▸ **DATA PROVIDED**

"""

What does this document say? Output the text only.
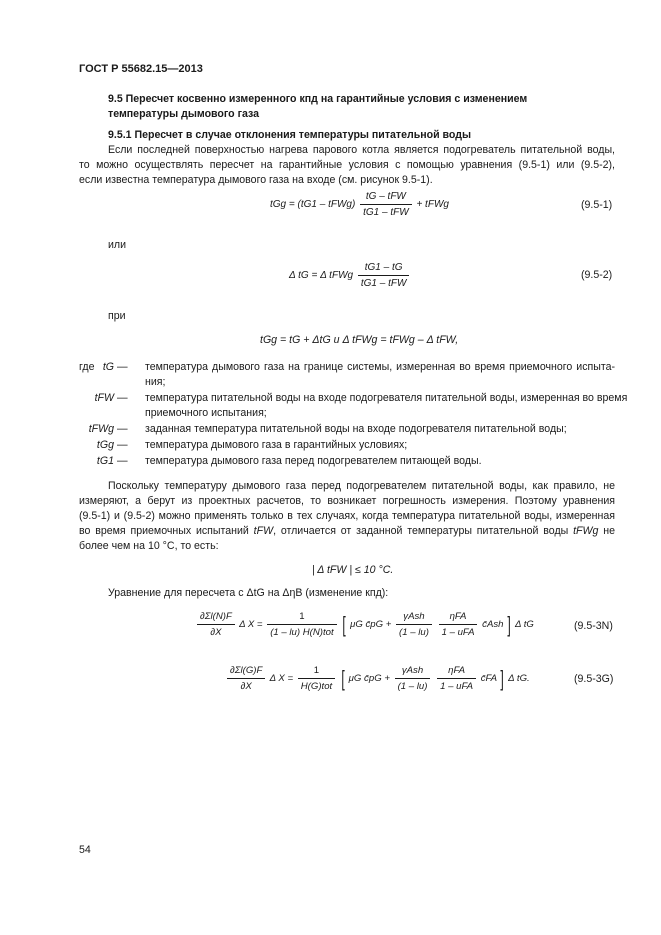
ГОСТ Р 55682.15—2013
9.5 Пересчет косвенно измеренного кпд на гарантийные условия с изменением
температуры дымового газа
9.5.1 Пересчет в случае отклонения температуры питательной воды
Если последней поверхностью нагрева парового котла является подогреватель питательной воды,
то можно осуществлять пересчет на гарантийные условия с помощью уравнения (9.5-1) или (9.5-2),
если известна температура дымового газа на входе (см. рисунок 9.5-1).
tGg = (tG1 – tFWg) $\frac{\text{tG – tFW}}{\text{tG1 – tFW}}$ + tFWg	(9.5-1)
или
Δ tG = Δ tFWg $\frac{tG1 - tG}{\text{tG1 – tFW}}$	(9.5-2)
при
tGg = tG + ΔtG u Δ tFWg = tFWg – Δ tFW,
где tG — температура дымового газа на границе системы, измеренная во время приемочного испыта-
ния;
tFW — температура питательной воды на входе подогревателя питательной воды, измеренная во время
приемочного испытания;
tFWg — заданная температура питательной воды на входе подогревателя питательной воды;
tGg — температура дымового газа в гарантийных условиях;
tG1 — температура дымового газа перед подогревателем питающей воды.
Поскольку температуру дымового газа перед подогревателем питательной воды, как правило, не
измеряют, а берут из проектных расчетов, то возникает погрешность измерения. Поэтому уравнения
(9.5-1) и (9.5-2) можно применять только в тех случаях, когда температура питательной воды, измеренная
во время приемочных испытаний tFW, отличается от заданной температуры питательной воды tFWg не
более чем на 10 °C, то есть:
| Δ tFW | ≤ 10 °C.
Уравнение для пересчета с ΔtG на ΔηB (изменение кпд):
$\frac{\partial\Sigma l(N)F}{\partial X}$ Δ $X = \frac{1}{\text{(1 – lu) H(N)tot}}$ [ μG c̄pG + $\frac{\text{γAsh}}{(1 - lu)}$
$\frac{\text{ηFA}}{\text{1 – uFA}}$ c̄Ash ] Δ tG	(9.5-3N)
$\frac{\partial\Sigma l(G)F}{\partial X}$ Δ $X = \frac{1}{\text{H(G)tot}}$ [ μG c̄pG + $\frac{\text{γAsh}}{(1 - lu)}$
$\frac{\text{ηFA}}{\text{1 – uFA}}$ c̄FA ] Δ tG.	(9.5-3G)
54
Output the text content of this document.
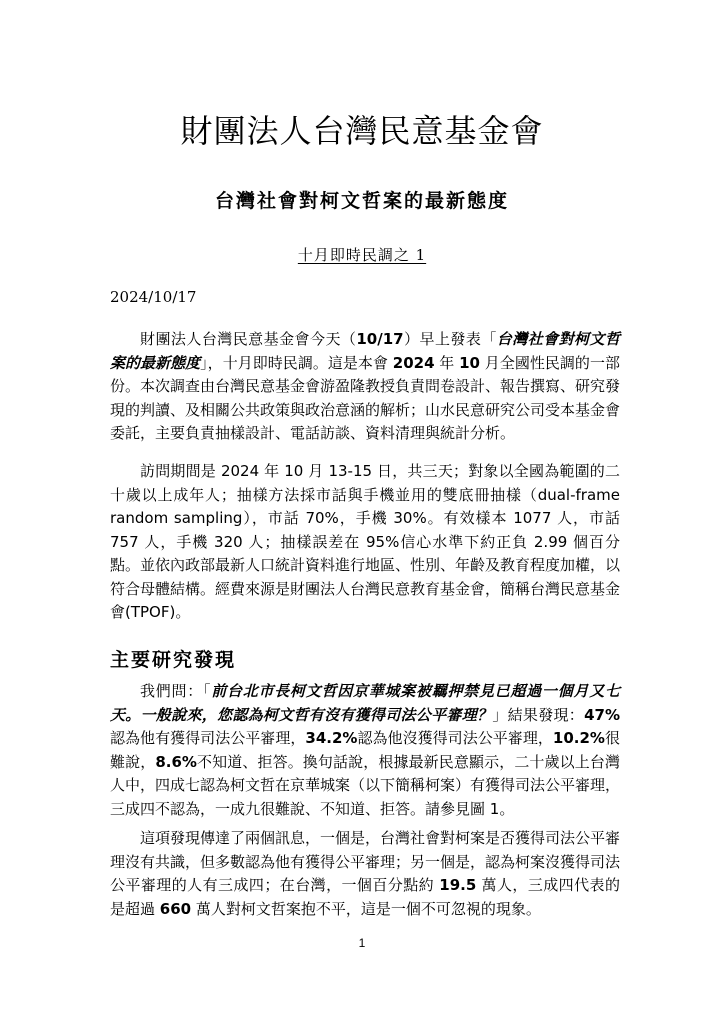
財團法人台灣民意基金會
台灣社會對柯文哲案的最新態度
十月即時民調之 1
2024/10/17

財團法人台灣民意基金會今天（10/17）早上發表「台灣社會對柯文哲案的最新態度」，十月即時民調。這是本會 2024 年 10 月全國性民調的一部份。本次調查由台灣民意基金會游盈隆教授負責問卷設計、報告撰寫、研究發現的判讀、及相關公共政策與政治意涵的解析；山水民意研究公司受本基金會委託，主要負責抽樣設計、電話訪談、資料清理與統計分析。

訪問期間是 2024 年 10 月 13-15 日，共三天；對象以全國為範圍的二十歲以上成年人；抽樣方法採市話與手機並用的雙底冊抽樣（dual-frame random sampling），市話 70%，手機 30%。有效樣本 1077 人，市話 757 人，手機 320 人；抽樣誤差在 95%信心水準下約正負 2.99 個百分點。並依內政部最新人口統計資料進行地區、性別、年齡及教育程度加權，以符合母體結構。經費來源是財團法人台灣民意教育基金會，簡稱台灣民意基金會(TPOF)。

主要研究發現

我們問：「前台北市長柯文哲因京華城案被羈押禁見已超過一個月又七天。一般說來，您認為柯文哲有沒有獲得司法公平審理？」結果發現：47%認為他有獲得司法公平審理，34.2%認為他沒獲得司法公平審理，10.2%很難說，8.6%不知道、拒答。換句話說，根據最新民意顯示，二十歲以上台灣人中，四成七認為柯文哲在京華城案（以下簡稱柯案）有獲得司法公平審理，三成四不認為，一成九很難說、不知道、拒答。請參見圖 1。

這項發現傳達了兩個訊息，一個是，台灣社會對柯案是否獲得司法公平審理沒有共識，但多數認為他有獲得公平審理；另一個是，認為柯案沒獲得司法公平審理的人有三成四；在台灣，一個百分點約 19.5 萬人，三成四代表的是超過 660 萬人對柯文哲案抱不平，這是一個不可忽視的現象。

1
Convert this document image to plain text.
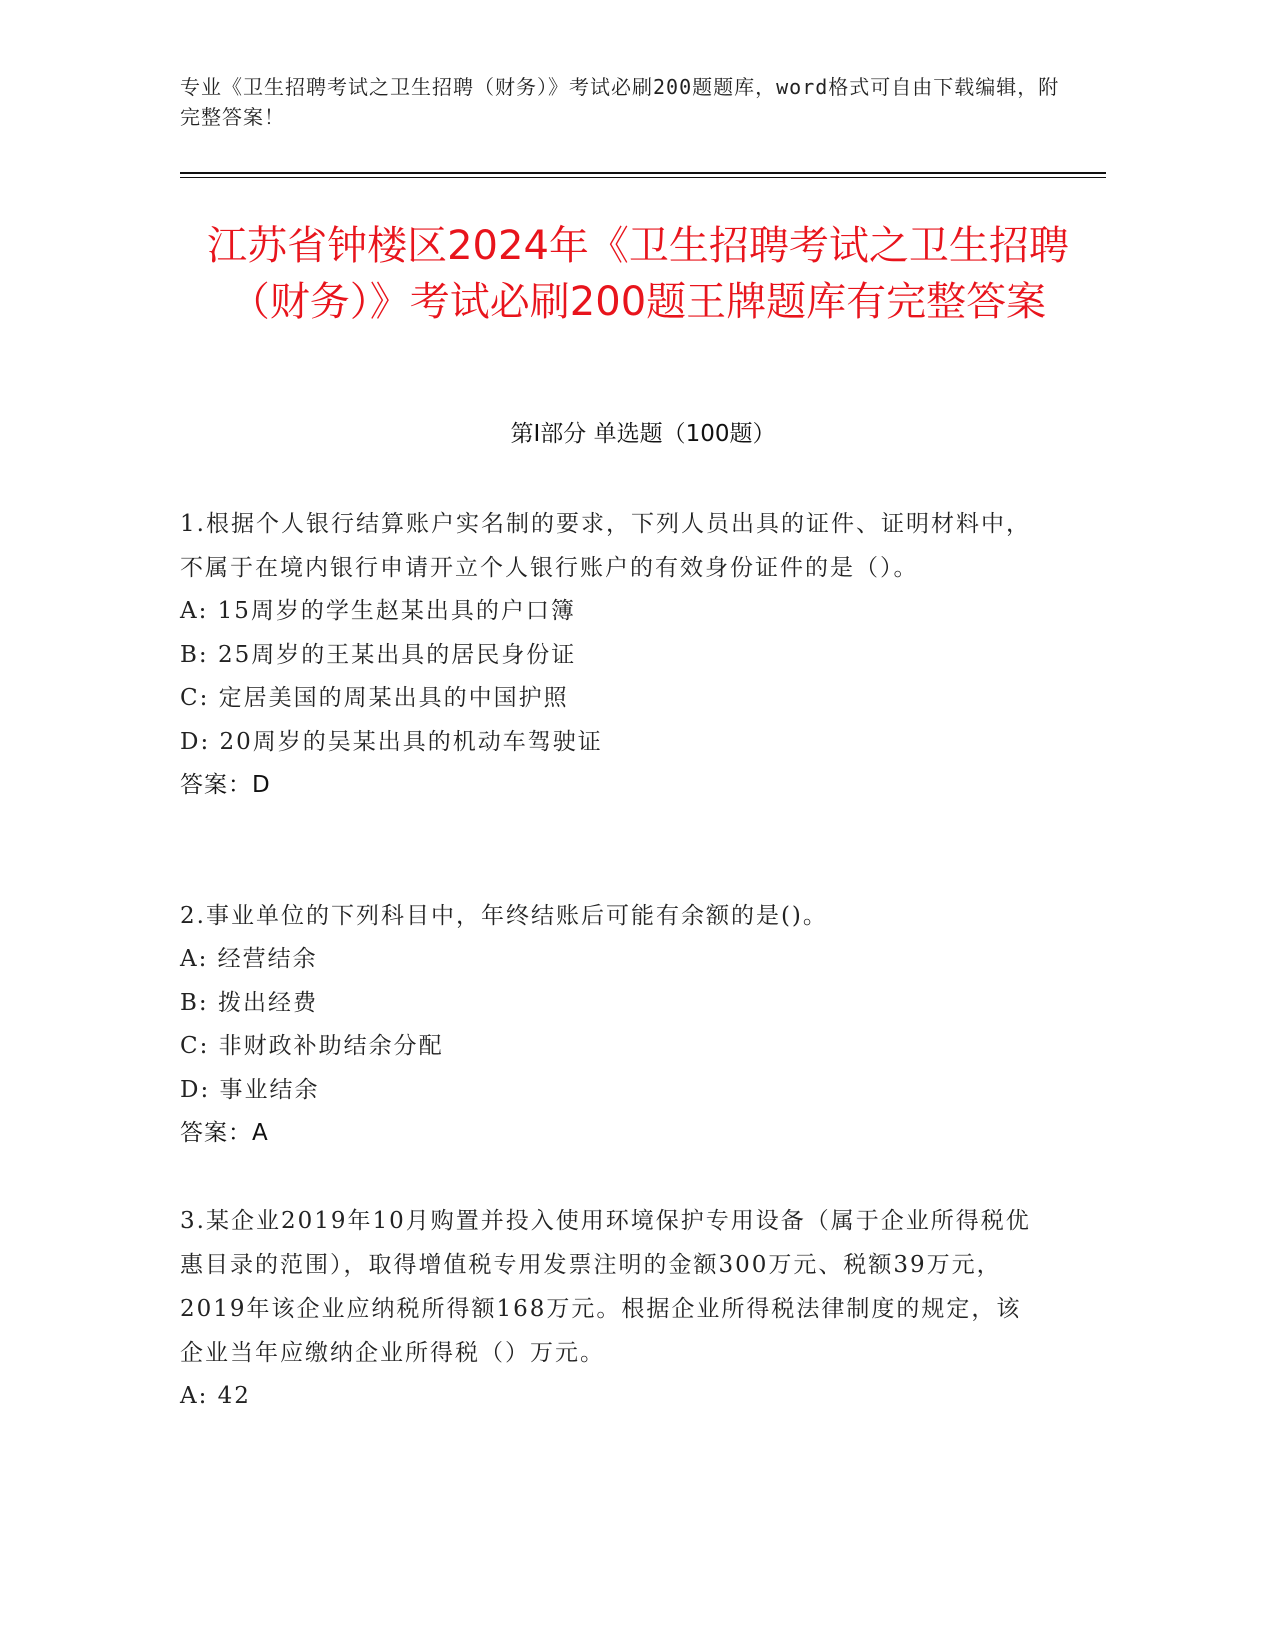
专业《卫生招聘考试之卫生招聘（财务）》考试必刷200题题库，word格式可自由下载编辑，附完整答案！
江苏省钟楼区2024年《卫生招聘考试之卫生招聘（财务）》考试必刷200题王牌题库有完整答案
第Ⅰ部分 单选题（100题）

1.根据个人银行结算账户实名制的要求，下列人员出具的证件、证明材料中，不属于在境内银行申请开立个人银行账户的有效身份证件的是（）。

A: 15周岁的学生赵某出具的户口簿

B: 25周岁的王某出具的居民身份证

C: 定居美国的周某出具的中国护照

D: 20周岁的吴某出具的机动车驾驶证

答案：D

2.事业单位的下列科目中，年终结账后可能有余额的是()。

A: 经营结余

B: 拨出经费

C: 非财政补助结余分配

D: 事业结余

答案：A

3.某企业2019年10月购置并投入使用环境保护专用设备（属于企业所得税优惠目录的范围），取得增值税专用发票注明的金额300万元、税额39万元，2019年该企业应纳税所得额168万元。根据企业所得税法律制度的规定，该企业当年应缴纳企业所得税（）万元。

A: 42
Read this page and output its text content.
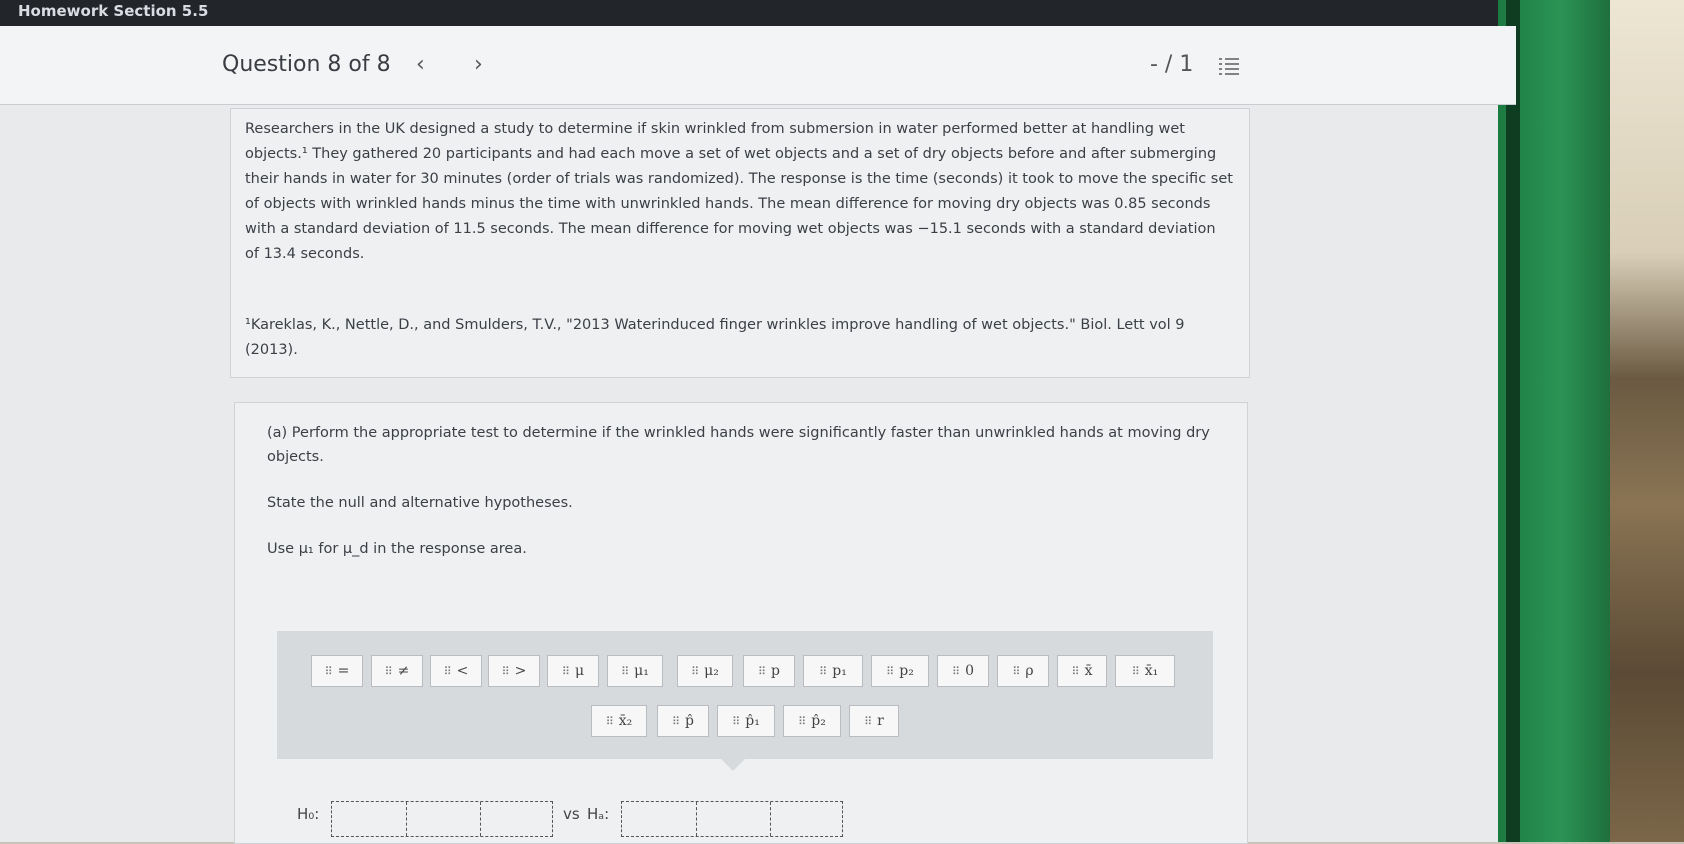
Homework Section 5.5
Question 8 of 8 ‹ ›	- / 1

Researchers in the UK designed a study to determine if skin wrinkled from submersion in water performed better at handling wet

objects.¹ They gathered 20 participants and had each move a set of wet objects and a set of dry objects before and after submerging

their hands in water for 30 minutes (order of trials was randomized). The response is the time (seconds) it took to move the specific set

of objects with wrinkled hands minus the time with unwrinkled hands. The mean difference for moving dry objects was 0.85 seconds

with a standard deviation of 11.5 seconds. The mean difference for moving wet objects was −15.1 seconds with a standard deviation

of 13.4 seconds.

¹Kareklas, K., Nettle, D., and Smulders, T.V., "2013 Waterinduced finger wrinkles improve handling of wet objects." Biol. Lett vol 9

(2013).

(a) Perform the appropriate test to determine if the wrinkled hands were significantly faster than unwrinkled hands at moving dry
objects.
State the null and alternative hypotheses.
Use μ₁ for μ_d in the response area.
⠿ =	⠿ ≠	⠿ <	⠿ >	⠿ μ	⠿ μ₁	⠿ μ₂	⠿ p	⠿ p₁	⠿ p₂	⠿ 0	⠿ ρ	⠿ x̄	⠿ x̄₁
⠿ x̄₂	⠿ p̂	⠿ p̂₁	⠿ p̂₂	⠿ r
H₀:	vs Hₐ:
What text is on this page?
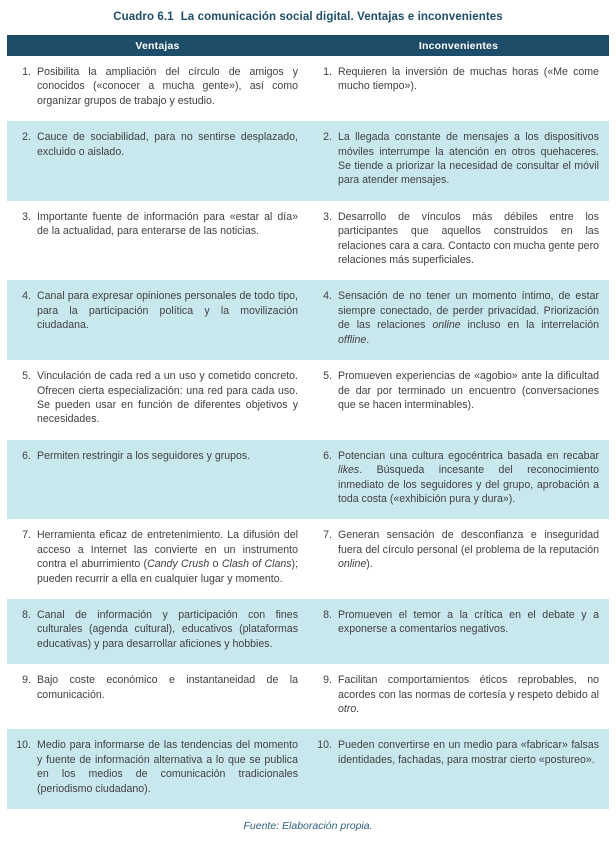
Cuadro 6.1 La comunicación social digital. Ventajas e inconvenientes
Ventajas	Inconvenientes

1. Posibilita la ampliación del círculo de amigos y conocidos («conocer a mucha gente»), así como organizar grupos de trabajo y estudio.	1. Requieren la inversión de muchas horas («Me come mucho tiempo»).

2. Cauce de sociabilidad, para no sentirse desplazado, excluido o aislado.	2. La llegada constante de mensajes a los dispositivos móviles interrumpe la atención en otros quehaceres. Se tiende a priorizar la necesidad de consultar el móvil para atender mensajes.

3. Importante fuente de información para «estar al día» de la actualidad, para enterarse de las noticias.	3. Desarrollo de vínculos más débiles entre los participantes que aquellos construidos en las relaciones cara a cara. Contacto con mucha gente pero relaciones más superficiales.

4. Canal para expresar opiniones personales de todo tipo, para la participación política y la movilización ciudadana.	4. Sensación de no tener un momento íntimo, de estar siempre conectado, de perder privacidad. Priorización de las relaciones online incluso en la interrelación offline.

5. Vinculación de cada red a un uso y cometido concreto. Ofrecen cierta especialización: una red para cada uso. Se pueden usar en función de diferentes objetivos y necesidades.	5. Promueven experiencias de «agobio» ante la dificultad de dar por terminado un encuentro (conversaciones que se hacen interminables).

6. Permiten restringir a los seguidores y grupos.	6. Potencian una cultura egocéntrica basada en recabar likes. Búsqueda incesante del reconocimiento inmediato de los seguidores y del grupo, aprobación a toda costa («exhibición pura y dura»).

7. Herramienta eficaz de entretenimiento. La difusión del acceso a Internet las convierte en un instrumento contra el aburrimiento (Candy Crush o Clash of Clans); pueden recurrir a ella en cualquier lugar y momento.	7. Generan sensación de desconfianza e inseguridad fuera del círculo personal (el problema de la reputación online).

8. Canal de información y participación con fines culturales (agenda cultural), educativos (plataformas educativas) y para desarrollar aficiones y hobbies.	8. Promueven el temor a la crítica en el debate y a exponerse a comentarios negativos.

9. Bajo coste económico e instantaneidad de la comunicación.	9. Facilitan comportamientos éticos reprobables, no acordes con las normas de cortesía y respeto debido al otro.

10. Medio para informarse de las tendencias del momento y fuente de información alternativa a lo que se publica en los medios de comunicación tradicionales (periodismo ciudadano).	10. Pueden convertirse en un medio para «fabricar» falsas identidades, fachadas, para mostrar cierto «postureo».
Fuente: Elaboración propia.
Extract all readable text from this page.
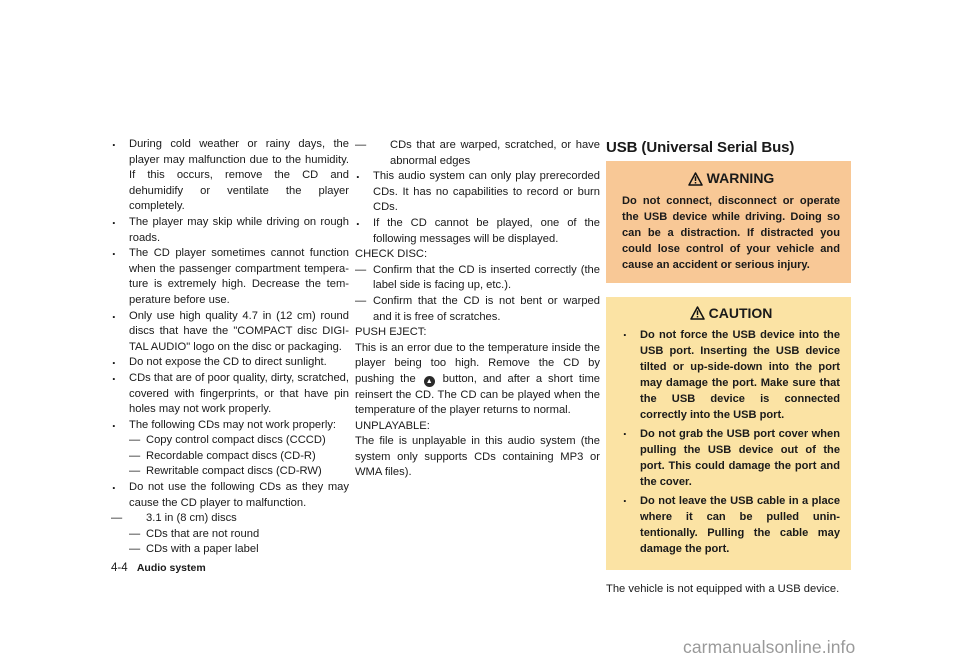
. During cold weather or rainy days, the player may malfunction due to the humidity. If this occurs, remove the CD and dehumidify or ventilate the player completely.
. The player may skip while driving on rough roads.
. The CD player sometimes cannot function when the passenger compartment tempera-ture is extremely high. Decrease the tem-perature before use.
. Only use high quality 4.7 in (12 cm) round discs that have the "COMPACT disc DIGI-TAL AUDIO" logo on the disc or packaging.
. Do not expose the CD to direct sunlight.
. CDs that are of poor quality, dirty, scratched, covered with fingerprints, or that have pin holes may not work properly.
. The following CDs may not work properly:
— Copy control compact discs (CCCD)
— Recordable compact discs (CD-R)
— Rewritable compact discs (CD-RW)
. Do not use the following CDs as they may cause the CD player to malfunction.
— 3.1 in (8 cm) discs
— CDs that are not round
— CDs with a paper label
— CDs that are warped, scratched, or have abnormal edges
. This audio system can only play prerecorded CDs. It has no capabilities to record or burn CDs.
. If the CD cannot be played, one of the following messages will be displayed.
CHECK DISC:
— Confirm that the CD is inserted correctly (the label side is facing up, etc.).
— Confirm that the CD is not bent or warped and it is free of scratches.
PUSH EJECT:
This is an error due to the temperature inside the player being too high. Remove the CD by pushing the ▲ button, and after a short time reinsert the CD. The CD can be played when the temperature of the player returns to normal.
UNPLAYABLE:
The file is unplayable in this audio system (the system only supports CDs containing MP3 or WMA files).
USB (Universal Serial Bus)
WARNING
Do not connect, disconnect or operate the USB device while driving. Doing so can be a distraction. If distracted you could lose control of your vehicle and cause an accident or serious injury.
CAUTION
. Do not force the USB device into the USB port. Inserting the USB device tilted or up-side-down into the port may damage the port. Make sure that the USB device is connected correctly into the USB port.
. Do not grab the USB port cover when pulling the USB device out of the port. This could damage the port and the cover.
. Do not leave the USB cable in a place where it can be pulled unin-tentionally. Pulling the cable may damage the port.
The vehicle is not equipped with a USB device.
4-4 Audio system
carmanualsonline.info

"""

▸ **WHAT THE TASK REQUIRES**
Review the preceding data and report every line that includes the string "control".

▸ **CORRECT RESULT**
— Copy control compact discs (CCCD)
Do not connect, disconnect or operate the USB device while driving. Doing so can be a distraction. If distracted you could lose control of your vehicle and cause an accident or serious injury.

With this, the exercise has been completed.